==== Data shown
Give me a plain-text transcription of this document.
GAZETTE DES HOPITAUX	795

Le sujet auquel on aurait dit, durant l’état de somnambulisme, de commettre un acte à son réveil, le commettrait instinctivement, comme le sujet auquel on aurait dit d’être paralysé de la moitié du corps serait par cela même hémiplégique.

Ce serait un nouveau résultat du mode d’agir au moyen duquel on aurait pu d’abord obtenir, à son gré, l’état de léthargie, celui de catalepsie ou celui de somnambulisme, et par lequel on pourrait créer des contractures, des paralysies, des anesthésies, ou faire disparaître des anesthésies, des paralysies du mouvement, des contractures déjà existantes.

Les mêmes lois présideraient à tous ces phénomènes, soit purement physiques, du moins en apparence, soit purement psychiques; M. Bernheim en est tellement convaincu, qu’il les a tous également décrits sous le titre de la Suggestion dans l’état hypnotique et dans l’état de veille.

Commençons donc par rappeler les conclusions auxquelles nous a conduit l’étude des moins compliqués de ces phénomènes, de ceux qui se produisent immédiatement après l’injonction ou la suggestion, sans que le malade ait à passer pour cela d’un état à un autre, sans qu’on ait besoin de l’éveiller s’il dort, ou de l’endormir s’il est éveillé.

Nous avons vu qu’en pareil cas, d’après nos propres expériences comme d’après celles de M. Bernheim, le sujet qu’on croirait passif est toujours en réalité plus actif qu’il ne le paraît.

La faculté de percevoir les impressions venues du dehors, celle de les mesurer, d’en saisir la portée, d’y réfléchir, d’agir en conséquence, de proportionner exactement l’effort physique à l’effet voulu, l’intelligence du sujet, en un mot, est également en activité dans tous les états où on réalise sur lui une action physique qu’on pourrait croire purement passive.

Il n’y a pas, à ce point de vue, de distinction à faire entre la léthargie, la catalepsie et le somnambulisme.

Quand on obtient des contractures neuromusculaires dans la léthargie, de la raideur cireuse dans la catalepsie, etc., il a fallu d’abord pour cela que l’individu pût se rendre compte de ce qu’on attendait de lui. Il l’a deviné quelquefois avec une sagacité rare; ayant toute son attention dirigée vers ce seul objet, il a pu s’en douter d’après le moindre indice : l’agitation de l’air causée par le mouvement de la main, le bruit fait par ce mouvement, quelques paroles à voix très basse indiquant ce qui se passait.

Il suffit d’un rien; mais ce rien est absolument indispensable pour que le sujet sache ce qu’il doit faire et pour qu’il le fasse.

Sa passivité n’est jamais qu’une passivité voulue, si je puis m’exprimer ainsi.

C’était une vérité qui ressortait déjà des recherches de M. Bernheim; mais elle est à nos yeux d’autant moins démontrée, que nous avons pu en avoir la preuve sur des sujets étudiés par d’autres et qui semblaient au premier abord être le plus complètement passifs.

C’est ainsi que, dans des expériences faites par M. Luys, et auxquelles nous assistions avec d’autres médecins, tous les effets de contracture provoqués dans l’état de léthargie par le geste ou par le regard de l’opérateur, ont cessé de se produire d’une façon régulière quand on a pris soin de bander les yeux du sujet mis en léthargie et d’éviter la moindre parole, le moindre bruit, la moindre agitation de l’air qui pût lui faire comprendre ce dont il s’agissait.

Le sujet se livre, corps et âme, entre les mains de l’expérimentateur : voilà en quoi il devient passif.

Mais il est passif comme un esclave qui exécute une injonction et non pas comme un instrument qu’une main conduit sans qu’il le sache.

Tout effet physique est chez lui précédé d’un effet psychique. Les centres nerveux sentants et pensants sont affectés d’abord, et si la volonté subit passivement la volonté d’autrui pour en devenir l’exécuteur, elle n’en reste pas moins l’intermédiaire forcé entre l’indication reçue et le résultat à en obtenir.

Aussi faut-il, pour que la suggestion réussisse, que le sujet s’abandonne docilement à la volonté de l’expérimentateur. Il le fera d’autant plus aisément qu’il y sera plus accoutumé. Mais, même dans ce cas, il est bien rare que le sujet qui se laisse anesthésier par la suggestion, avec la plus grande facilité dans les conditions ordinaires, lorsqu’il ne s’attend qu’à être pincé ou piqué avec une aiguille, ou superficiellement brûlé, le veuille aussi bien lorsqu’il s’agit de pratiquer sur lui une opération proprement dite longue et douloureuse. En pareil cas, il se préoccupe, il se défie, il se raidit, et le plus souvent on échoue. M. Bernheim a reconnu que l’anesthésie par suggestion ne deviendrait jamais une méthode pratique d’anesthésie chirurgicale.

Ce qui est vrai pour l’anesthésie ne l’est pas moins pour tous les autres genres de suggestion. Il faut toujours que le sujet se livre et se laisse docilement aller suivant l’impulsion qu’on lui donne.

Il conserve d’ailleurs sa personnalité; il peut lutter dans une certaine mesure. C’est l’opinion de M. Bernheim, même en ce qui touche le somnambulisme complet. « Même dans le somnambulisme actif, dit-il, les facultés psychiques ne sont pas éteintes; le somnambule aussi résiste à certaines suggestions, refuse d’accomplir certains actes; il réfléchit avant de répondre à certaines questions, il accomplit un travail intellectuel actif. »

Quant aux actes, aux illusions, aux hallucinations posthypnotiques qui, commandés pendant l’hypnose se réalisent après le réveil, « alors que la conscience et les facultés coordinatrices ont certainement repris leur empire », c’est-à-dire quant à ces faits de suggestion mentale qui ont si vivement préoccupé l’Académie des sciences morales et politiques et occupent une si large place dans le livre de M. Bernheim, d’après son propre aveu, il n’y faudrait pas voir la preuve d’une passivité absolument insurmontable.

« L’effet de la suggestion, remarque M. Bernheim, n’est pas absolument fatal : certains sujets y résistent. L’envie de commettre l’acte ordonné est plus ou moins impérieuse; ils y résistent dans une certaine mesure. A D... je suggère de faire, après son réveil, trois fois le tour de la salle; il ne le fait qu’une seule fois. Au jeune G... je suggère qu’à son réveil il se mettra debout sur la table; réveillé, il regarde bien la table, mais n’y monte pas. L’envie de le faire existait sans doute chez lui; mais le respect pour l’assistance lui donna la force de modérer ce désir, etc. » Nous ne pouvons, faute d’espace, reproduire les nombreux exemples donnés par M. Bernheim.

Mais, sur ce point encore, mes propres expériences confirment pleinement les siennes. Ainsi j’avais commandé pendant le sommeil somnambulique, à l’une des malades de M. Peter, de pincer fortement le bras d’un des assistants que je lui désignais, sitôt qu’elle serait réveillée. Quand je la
========
> Do this:
Output every entry shown above, exactly.

> Solved problem:
Give me a plain-text transcription of this document.
GAZETTE DES HOPITAUX	795

Le sujet auquel on aurait dit, durant l’état de somnambulisme, de commettre un acte à son réveil, le commettrait instinctivement, comme le sujet auquel on aurait dit d’être paralysé de la moitié du corps serait par cela même hémiplégique.

Ce serait un nouveau résultat du mode d’agir au moyen duquel on aurait pu d’abord obtenir, à son gré, l’état de léthargie, celui de catalepsie ou celui de somnambulisme, et par lequel on pourrait créer des contractures, des paralysies, des anesthésies, ou faire disparaître des anesthésies, des paralysies du mouvement, des contractures déjà existantes.

Les mêmes lois présideraient à tous ces phénomènes, soit purement physiques, du moins en apparence, soit purement psychiques; M. Bernheim en est tellement convaincu, qu’il les a tous également décrits sous le titre de la Suggestion dans l’état hypnotique et dans l’état de veille.

Commençons donc par rappeler les conclusions auxquelles nous a conduit l’étude des moins compliqués de ces phénomènes, de ceux qui se produisent immédiatement après l’injonction ou la suggestion, sans que le malade ait à passer pour cela d’un état à un autre, sans qu’on ait besoin de l’éveiller s’il dort, ou de l’endormir s’il est éveillé.

Nous avons vu qu’en pareil cas, d’après nos propres expériences comme d’après celles de M. Bernheim, le sujet qu’on croirait passif est toujours en réalité plus actif qu’il ne le paraît.

La faculté de percevoir les impressions venues du dehors, celle de les mesurer, d’en saisir la portée, d’y réfléchir, d’agir en conséquence, de proportionner exactement l’effort physique à l’effet voulu, l’intelligence du sujet, en un mot, est également en activité dans tous les états où on réalise sur lui une action physique qu’on pourrait croire purement passive.

Il n’y a pas, à ce point de vue, de distinction à faire entre la léthargie, la catalepsie et le somnambulisme.

Quand on obtient des contractures neuromusculaires dans la léthargie, de la raideur cireuse dans la catalepsie, etc., il a fallu d’abord pour cela que l’individu pût se rendre compte de ce qu’on attendait de lui. Il l’a deviné quelquefois avec une sagacité rare; ayant toute son attention dirigée vers ce seul objet, il a pu s’en douter d’après le moindre indice : l’agitation de l’air causée par le mouvement de la main, le bruit fait par ce mouvement, quelques paroles à voix très basse indiquant ce qui se passait.

Il suffit d’un rien; mais ce rien est absolument indispensable pour que le sujet sache ce qu’il doit faire et pour qu’il le fasse.

Sa passivité n’est jamais qu’une passivité voulue, si je puis m’exprimer ainsi.

C’était une vérité qui ressortait déjà des recherches de M. Bernheim; mais elle est à nos yeux d’autant moins démontrée, que nous avons pu en avoir la preuve sur des sujets étudiés par d’autres et qui semblaient au premier abord être le plus complètement passifs.

C’est ainsi que, dans des expériences faites par M. Luys, et auxquelles nous assistions avec d’autres médecins, tous les effets de contracture provoqués dans l’état de léthargie par le geste ou par le regard de l’opérateur, ont cessé de se produire d’une façon régulière quand on a pris soin de bander les yeux du sujet mis en léthargie et d’éviter la moindre parole, le moindre bruit, la moindre agitation de l’air qui pût lui faire comprendre ce dont il s’agissait.

Le sujet se livre, corps et âme, entre les mains de l’expérimentateur : voilà en quoi il devient passif.

Mais il est passif comme un esclave qui exécute une injonction et non pas comme un instrument qu’une main conduit sans qu’il le sache.

Tout effet physique est chez lui précédé d’un effet psychique. Les centres nerveux sentants et pensants sont affectés d’abord, et si la volonté subit passivement la volonté d’autrui pour en devenir l’exécuteur, elle n’en reste pas moins l’intermédiaire forcé entre l’indication reçue et le résultat à en obtenir.

Aussi faut-il, pour que la suggestion réussisse, que le sujet s’abandonne docilement à la volonté de l’expérimentateur. Il le fera d’autant plus aisément qu’il y sera plus accoutumé. Mais, même dans ce cas, il est bien rare que le sujet qui se laisse anesthésier par la suggestion, avec la plus grande facilité dans les conditions ordinaires, lorsqu’il ne s’attend qu’à être pincé ou piqué avec une aiguille, ou superficiellement brûlé, le veuille aussi bien lorsqu’il s’agit de pratiquer sur lui une opération proprement dite longue et douloureuse. En pareil cas, il se préoccupe, il se défie, il se raidit, et le plus souvent on échoue. M. Bernheim a reconnu que l’anesthésie par suggestion ne deviendrait jamais une méthode pratique d’anesthésie chirurgicale.

Ce qui est vrai pour l’anesthésie ne l’est pas moins pour tous les autres genres de suggestion. Il faut toujours que le sujet se livre et se laisse docilement aller suivant l’impulsion qu’on lui donne.

Il conserve d’ailleurs sa personnalité; il peut lutter dans une certaine mesure. C’est l’opinion de M. Bernheim, même en ce qui touche le somnambulisme complet. « Même dans le somnambulisme actif, dit-il, les facultés psychiques ne sont pas éteintes; le somnambule aussi résiste à certaines suggestions, refuse d’accomplir certains actes; il réfléchit avant de répondre à certaines questions, il accomplit un travail intellectuel actif. »

Quant aux actes, aux illusions, aux hallucinations posthypnotiques qui, commandés pendant l’hypnose se réalisent après le réveil, « alors que la conscience et les facultés coordinatrices ont certainement repris leur empire », c’est-à-dire quant à ces faits de suggestion mentale qui ont si vivement préoccupé l’Académie des sciences morales et politiques et occupent une si large place dans le livre de M. Bernheim, d’après son propre aveu, il n’y faudrait pas voir la preuve d’une passivité absolument insurmontable.

« L’effet de la suggestion, remarque M. Bernheim, n’est pas absolument fatal : certains sujets y résistent. L’envie de commettre l’acte ordonné est plus ou moins impérieuse; ils y résistent dans une certaine mesure. A D... je suggère de faire, après son réveil, trois fois le tour de la salle; il ne le fait qu’une seule fois. Au jeune G... je suggère qu’à son réveil il se mettra debout sur la table; réveillé, il regarde bien la table, mais n’y monte pas. L’envie de le faire existait sans doute chez lui; mais le respect pour l’assistance lui donna la force de modérer ce désir, etc. » Nous ne pouvons, faute d’espace, reproduire les nombreux exemples donnés par M. Bernheim.

Mais, sur ce point encore, mes propres expériences confirment pleinement les siennes. Ainsi j’avais commandé pendant le sommeil somnambulique, à l’une des malades de M. Peter, de pincer fortement le bras d’un des assistants que je lui désignais, sitôt qu’elle serait réveillée. Quand je la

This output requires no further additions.